Task instructions: Records follow. Select each line holding "Conferma".

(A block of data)
------------------------------------------------------------

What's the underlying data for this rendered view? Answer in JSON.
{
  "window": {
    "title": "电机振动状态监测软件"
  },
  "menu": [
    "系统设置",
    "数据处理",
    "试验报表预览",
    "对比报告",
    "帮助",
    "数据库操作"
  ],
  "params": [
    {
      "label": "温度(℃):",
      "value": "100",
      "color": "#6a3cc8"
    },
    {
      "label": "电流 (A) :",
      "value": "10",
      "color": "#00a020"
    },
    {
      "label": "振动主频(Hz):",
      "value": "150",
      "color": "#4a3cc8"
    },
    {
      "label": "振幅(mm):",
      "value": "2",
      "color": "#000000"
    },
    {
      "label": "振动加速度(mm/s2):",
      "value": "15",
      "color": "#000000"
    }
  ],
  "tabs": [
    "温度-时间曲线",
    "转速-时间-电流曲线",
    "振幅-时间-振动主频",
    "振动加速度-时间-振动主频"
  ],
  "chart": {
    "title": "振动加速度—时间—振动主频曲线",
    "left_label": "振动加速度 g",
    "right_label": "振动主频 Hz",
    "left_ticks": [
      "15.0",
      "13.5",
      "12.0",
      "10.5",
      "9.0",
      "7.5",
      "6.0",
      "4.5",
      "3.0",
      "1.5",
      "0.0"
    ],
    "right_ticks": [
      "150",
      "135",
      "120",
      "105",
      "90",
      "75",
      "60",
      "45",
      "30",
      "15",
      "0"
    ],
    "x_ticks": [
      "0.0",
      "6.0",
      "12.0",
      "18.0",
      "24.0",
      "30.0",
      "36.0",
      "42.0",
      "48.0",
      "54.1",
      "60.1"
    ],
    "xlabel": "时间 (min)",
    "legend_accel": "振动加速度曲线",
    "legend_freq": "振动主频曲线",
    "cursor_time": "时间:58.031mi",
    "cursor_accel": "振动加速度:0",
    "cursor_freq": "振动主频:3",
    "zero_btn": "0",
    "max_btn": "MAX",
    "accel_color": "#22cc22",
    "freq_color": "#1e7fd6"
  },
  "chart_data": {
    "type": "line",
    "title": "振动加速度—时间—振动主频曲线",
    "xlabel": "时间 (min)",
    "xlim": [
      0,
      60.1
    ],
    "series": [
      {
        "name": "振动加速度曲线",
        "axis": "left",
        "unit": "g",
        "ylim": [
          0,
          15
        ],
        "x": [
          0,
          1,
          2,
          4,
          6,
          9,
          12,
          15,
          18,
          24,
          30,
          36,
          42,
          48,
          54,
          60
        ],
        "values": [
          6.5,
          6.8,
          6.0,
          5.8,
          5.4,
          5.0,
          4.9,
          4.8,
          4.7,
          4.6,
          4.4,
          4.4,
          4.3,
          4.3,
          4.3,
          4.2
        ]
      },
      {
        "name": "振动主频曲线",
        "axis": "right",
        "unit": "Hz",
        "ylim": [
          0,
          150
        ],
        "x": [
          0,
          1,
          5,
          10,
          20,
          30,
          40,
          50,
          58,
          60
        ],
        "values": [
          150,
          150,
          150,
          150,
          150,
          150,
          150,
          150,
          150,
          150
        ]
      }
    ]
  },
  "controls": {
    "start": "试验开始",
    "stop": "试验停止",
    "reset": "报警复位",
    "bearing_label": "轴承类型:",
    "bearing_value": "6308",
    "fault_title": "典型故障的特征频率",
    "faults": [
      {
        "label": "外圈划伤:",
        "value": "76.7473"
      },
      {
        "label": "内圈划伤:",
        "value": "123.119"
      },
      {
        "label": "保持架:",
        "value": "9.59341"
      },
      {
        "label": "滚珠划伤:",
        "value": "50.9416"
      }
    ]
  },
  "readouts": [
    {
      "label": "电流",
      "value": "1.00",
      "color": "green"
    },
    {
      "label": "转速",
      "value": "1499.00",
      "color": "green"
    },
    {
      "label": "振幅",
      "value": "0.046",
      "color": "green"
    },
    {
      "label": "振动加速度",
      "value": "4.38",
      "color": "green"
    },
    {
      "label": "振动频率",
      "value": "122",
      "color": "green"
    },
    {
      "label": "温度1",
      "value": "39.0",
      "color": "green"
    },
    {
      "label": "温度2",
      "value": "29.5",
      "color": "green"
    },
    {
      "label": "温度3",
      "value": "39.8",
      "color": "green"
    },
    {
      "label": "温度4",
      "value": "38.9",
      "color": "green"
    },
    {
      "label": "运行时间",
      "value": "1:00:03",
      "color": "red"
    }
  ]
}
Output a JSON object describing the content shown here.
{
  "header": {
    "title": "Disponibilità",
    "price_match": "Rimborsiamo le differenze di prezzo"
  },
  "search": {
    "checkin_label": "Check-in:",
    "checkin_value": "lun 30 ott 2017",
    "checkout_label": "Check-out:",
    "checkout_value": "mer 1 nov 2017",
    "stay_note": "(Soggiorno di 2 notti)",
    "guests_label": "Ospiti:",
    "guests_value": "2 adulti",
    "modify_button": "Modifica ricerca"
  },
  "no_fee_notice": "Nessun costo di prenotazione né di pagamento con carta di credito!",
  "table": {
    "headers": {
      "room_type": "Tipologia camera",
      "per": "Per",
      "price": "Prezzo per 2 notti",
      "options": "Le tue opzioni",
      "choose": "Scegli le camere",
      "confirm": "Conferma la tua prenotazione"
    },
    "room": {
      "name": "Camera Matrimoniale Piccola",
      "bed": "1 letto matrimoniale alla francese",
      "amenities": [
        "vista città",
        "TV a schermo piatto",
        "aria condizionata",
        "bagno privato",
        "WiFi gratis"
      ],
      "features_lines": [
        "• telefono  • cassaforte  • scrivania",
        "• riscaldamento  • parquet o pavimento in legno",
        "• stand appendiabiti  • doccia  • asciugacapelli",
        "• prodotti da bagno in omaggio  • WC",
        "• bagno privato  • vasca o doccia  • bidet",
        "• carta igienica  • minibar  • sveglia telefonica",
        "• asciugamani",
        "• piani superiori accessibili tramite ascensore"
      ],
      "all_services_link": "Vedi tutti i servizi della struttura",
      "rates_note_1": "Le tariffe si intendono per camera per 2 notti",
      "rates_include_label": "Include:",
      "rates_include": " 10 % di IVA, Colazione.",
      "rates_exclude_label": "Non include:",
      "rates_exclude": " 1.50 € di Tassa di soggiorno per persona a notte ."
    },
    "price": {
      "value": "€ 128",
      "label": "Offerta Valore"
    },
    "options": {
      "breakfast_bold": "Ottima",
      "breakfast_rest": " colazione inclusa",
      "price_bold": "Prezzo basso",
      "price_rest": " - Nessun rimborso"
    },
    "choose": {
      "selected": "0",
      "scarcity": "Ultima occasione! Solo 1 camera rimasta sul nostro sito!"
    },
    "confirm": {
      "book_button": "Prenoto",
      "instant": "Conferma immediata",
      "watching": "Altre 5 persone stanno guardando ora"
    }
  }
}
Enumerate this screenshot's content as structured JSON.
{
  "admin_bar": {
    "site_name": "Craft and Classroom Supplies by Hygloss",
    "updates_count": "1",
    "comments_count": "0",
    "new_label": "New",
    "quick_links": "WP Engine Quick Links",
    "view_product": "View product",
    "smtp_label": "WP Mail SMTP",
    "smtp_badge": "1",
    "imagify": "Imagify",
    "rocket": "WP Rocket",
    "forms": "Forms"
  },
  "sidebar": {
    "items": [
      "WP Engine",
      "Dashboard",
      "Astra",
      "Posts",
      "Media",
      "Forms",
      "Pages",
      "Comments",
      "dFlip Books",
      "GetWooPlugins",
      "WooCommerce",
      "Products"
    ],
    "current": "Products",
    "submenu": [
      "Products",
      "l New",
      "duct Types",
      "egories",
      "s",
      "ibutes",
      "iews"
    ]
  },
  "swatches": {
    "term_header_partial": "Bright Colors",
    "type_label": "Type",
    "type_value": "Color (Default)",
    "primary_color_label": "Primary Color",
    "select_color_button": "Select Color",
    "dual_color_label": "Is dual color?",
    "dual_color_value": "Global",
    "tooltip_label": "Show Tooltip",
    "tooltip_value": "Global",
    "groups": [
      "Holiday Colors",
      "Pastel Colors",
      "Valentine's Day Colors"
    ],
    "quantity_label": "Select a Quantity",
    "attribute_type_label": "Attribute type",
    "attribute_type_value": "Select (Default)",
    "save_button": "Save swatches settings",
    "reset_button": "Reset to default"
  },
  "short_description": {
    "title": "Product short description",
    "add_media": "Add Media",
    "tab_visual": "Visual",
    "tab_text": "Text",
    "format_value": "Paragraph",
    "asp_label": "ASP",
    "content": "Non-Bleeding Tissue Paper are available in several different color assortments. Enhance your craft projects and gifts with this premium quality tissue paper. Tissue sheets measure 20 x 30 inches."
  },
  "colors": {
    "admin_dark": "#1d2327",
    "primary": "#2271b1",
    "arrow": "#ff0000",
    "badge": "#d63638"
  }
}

------------------------------------------------------------

The response:
      "confirm": "Conferma la tua prenotazione"
      "instant": "Conferma immediata",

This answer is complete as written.